Exercise:
Can you transcribe every line exactly and leave the pictures behind?

— Begin —

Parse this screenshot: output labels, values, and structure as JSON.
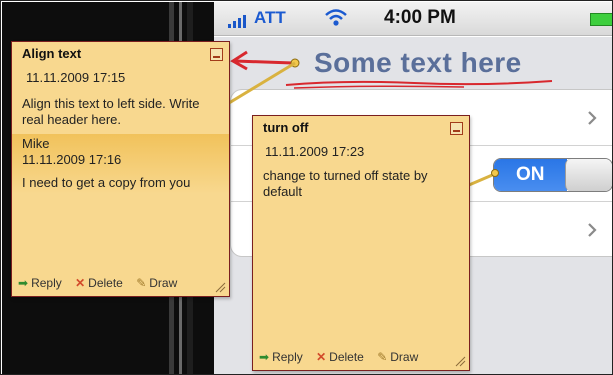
{
  "status_bar": {
    "carrier": "ATT",
    "time": "4:00 PM"
  },
  "screen": {
    "heading_annotation": "Some text here",
    "toggle_label": "ON"
  },
  "notes": [
    {
      "title": "Align text",
      "date": "11.11.2009 17:15",
      "body": "Align this text to left side. Write real header here.",
      "reply": {
        "author": "Mike",
        "date": "11.11.2009 17:16",
        "body": "I need  to get a copy from you"
      },
      "actions": {
        "reply": "Reply",
        "delete": "Delete",
        "draw": "Draw"
      }
    },
    {
      "title": "turn off",
      "date": "11.11.2009 17:23",
      "body": "change to turned off state by default",
      "actions": {
        "reply": "Reply",
        "delete": "Delete",
        "draw": "Draw"
      }
    }
  ],
  "colors": {
    "note_fill": "#f8d88f",
    "note_border": "#7a1f1f",
    "toggle_on": "#2a76e6",
    "annotation_red": "#d8282e"
  }
}
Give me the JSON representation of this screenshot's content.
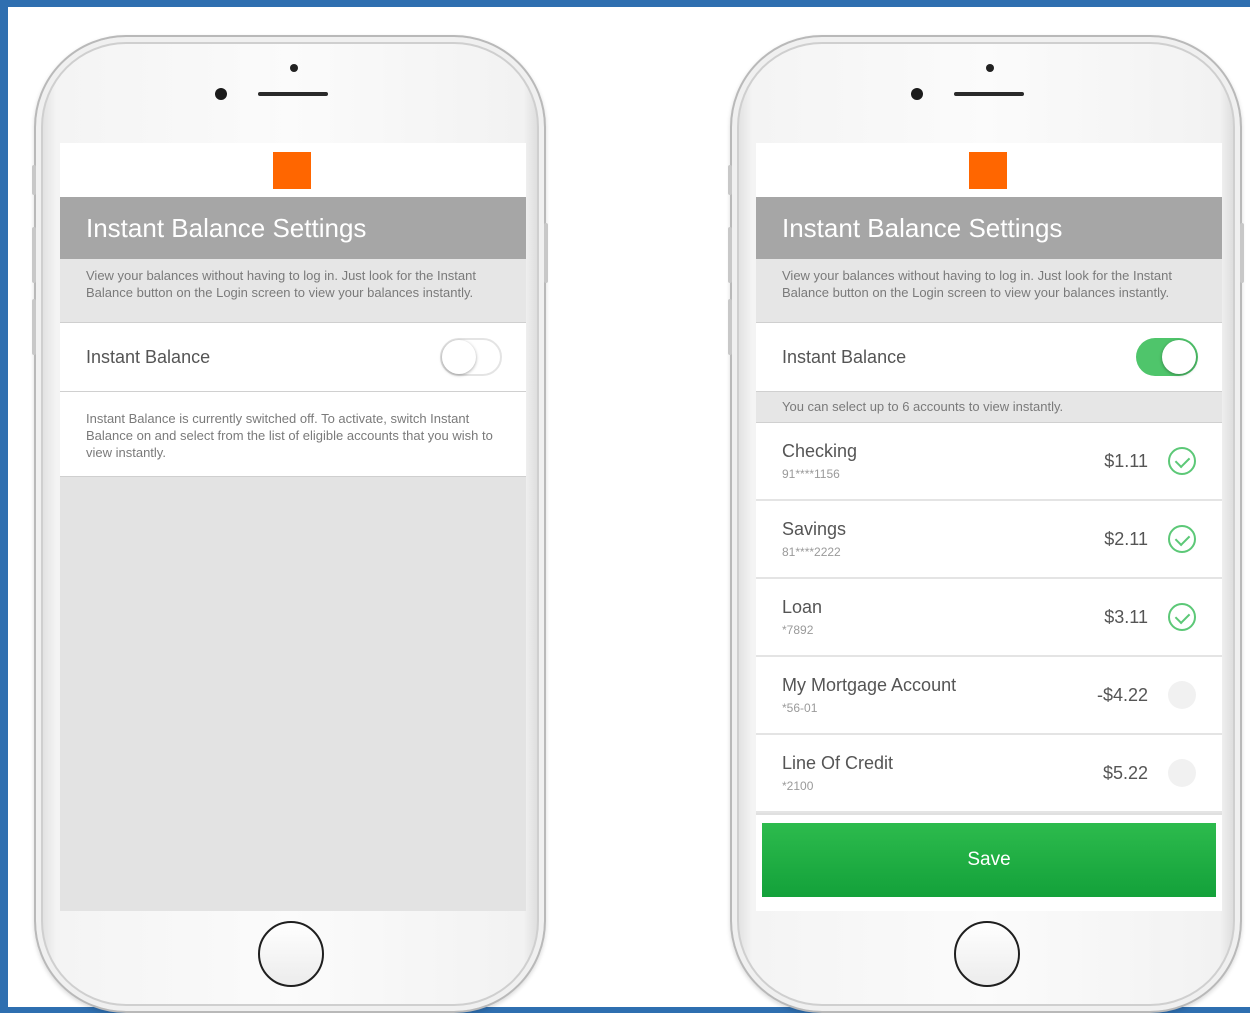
{
  "colors": {
    "accent_orange": "#ff6600",
    "toggle_on": "#4fc56b",
    "save_green": "#1aaa40",
    "header_gray": "#a6a6a6",
    "frame_blue": "#2f6fb0"
  },
  "left_screen": {
    "title": "Instant Balance Settings",
    "description": "View your balances without having to log in. Just look for the Instant Balance button on the Login screen to view your balances instantly.",
    "toggle_label": "Instant Balance",
    "toggle_state": "off",
    "off_note": "Instant Balance is currently switched off. To activate, switch Instant Balance on and select from the list of eligible accounts that you wish to view instantly."
  },
  "right_screen": {
    "title": "Instant Balance Settings",
    "description": "View your balances without having to log in. Just look for the Instant Balance button on the Login screen to view your balances instantly.",
    "toggle_label": "Instant Balance",
    "toggle_state": "on",
    "select_note": "You can select up to 6 accounts to view instantly.",
    "accounts": [
      {
        "name": "Checking",
        "number": "91****1156",
        "balance": "$1.11",
        "selected": true,
        "check_icon": "check-circle-icon"
      },
      {
        "name": "Savings",
        "number": "81****2222",
        "balance": "$2.11",
        "selected": true,
        "check_icon": "check-circle-icon"
      },
      {
        "name": "Loan",
        "number": "*7892",
        "balance": "$3.11",
        "selected": true,
        "check_icon": "check-circle-icon"
      },
      {
        "name": "My Mortgage Account",
        "number": "*56-01",
        "balance": "-$4.22",
        "selected": false,
        "check_icon": "empty-circle-icon"
      },
      {
        "name": "Line Of Credit",
        "number": "*2100",
        "balance": "$5.22",
        "selected": false,
        "check_icon": "empty-circle-icon"
      }
    ],
    "save_label": "Save"
  }
}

— End —

Result of this task:
Parse this screenshot: output labels, values, and structure as JSON.
{
  "status_bar": {
    "carrier": "ATT",
    "time": "4:00 PM"
  },
  "screen": {
    "heading_annotation": "Some text here",
    "toggle_label": "ON"
  },
  "notes": [
    {
      "title": "Align text",
      "date": "11.11.2009 17:15",
      "body": "Align this text to left side. Write real header here.",
      "reply": {
        "author": "Mike",
        "date": "11.11.2009 17:16",
        "body": "I need  to get a copy from you"
      },
      "actions": {
        "reply": "Reply",
        "delete": "Delete",
        "draw": "Draw"
      }
    },
    {
      "title": "turn off",
      "date": "11.11.2009 17:23",
      "body": "change to turned off state by default",
      "actions": {
        "reply": "Reply",
        "delete": "Delete",
        "draw": "Draw"
      }
    }
  ],
  "colors": {
    "note_fill": "#f8d88f",
    "note_border": "#7a1f1f",
    "toggle_on": "#2a76e6",
    "annotation_red": "#d8282e"
  }
}
Give me the JSON representation of this screenshot's content.
{
  "colors": {
    "accent_orange": "#ff6600",
    "toggle_on": "#4fc56b",
    "save_green": "#1aaa40",
    "header_gray": "#a6a6a6",
    "frame_blue": "#2f6fb0"
  },
  "left_screen": {
    "title": "Instant Balance Settings",
    "description": "View your balances without having to log in. Just look for the Instant Balance button on the Login screen to view your balances instantly.",
    "toggle_label": "Instant Balance",
    "toggle_state": "off",
    "off_note": "Instant Balance is currently switched off. To activate, switch Instant Balance on and select from the list of eligible accounts that you wish to view instantly."
  },
  "right_screen": {
    "title": "Instant Balance Settings",
    "description": "View your balances without having to log in. Just look for the Instant Balance button on the Login screen to view your balances instantly.",
    "toggle_label": "Instant Balance",
    "toggle_state": "on",
    "select_note": "You can select up to 6 accounts to view instantly.",
    "accounts": [
      {
        "name": "Checking",
        "number": "91****1156",
        "balance": "$1.11",
        "selected": true,
        "check_icon": "check-circle-icon"
      },
      {
        "name": "Savings",
        "number": "81****2222",
        "balance": "$2.11",
        "selected": true,
        "check_icon": "check-circle-icon"
      },
      {
        "name": "Loan",
        "number": "*7892",
        "balance": "$3.11",
        "selected": true,
        "check_icon": "check-circle-icon"
      },
      {
        "name": "My Mortgage Account",
        "number": "*56-01",
        "balance": "-$4.22",
        "selected": false,
        "check_icon": "empty-circle-icon"
      },
      {
        "name": "Line Of Credit",
        "number": "*2100",
        "balance": "$5.22",
        "selected": false,
        "check_icon": "empty-circle-icon"
      }
    ],
    "save_label": "Save"
  }
}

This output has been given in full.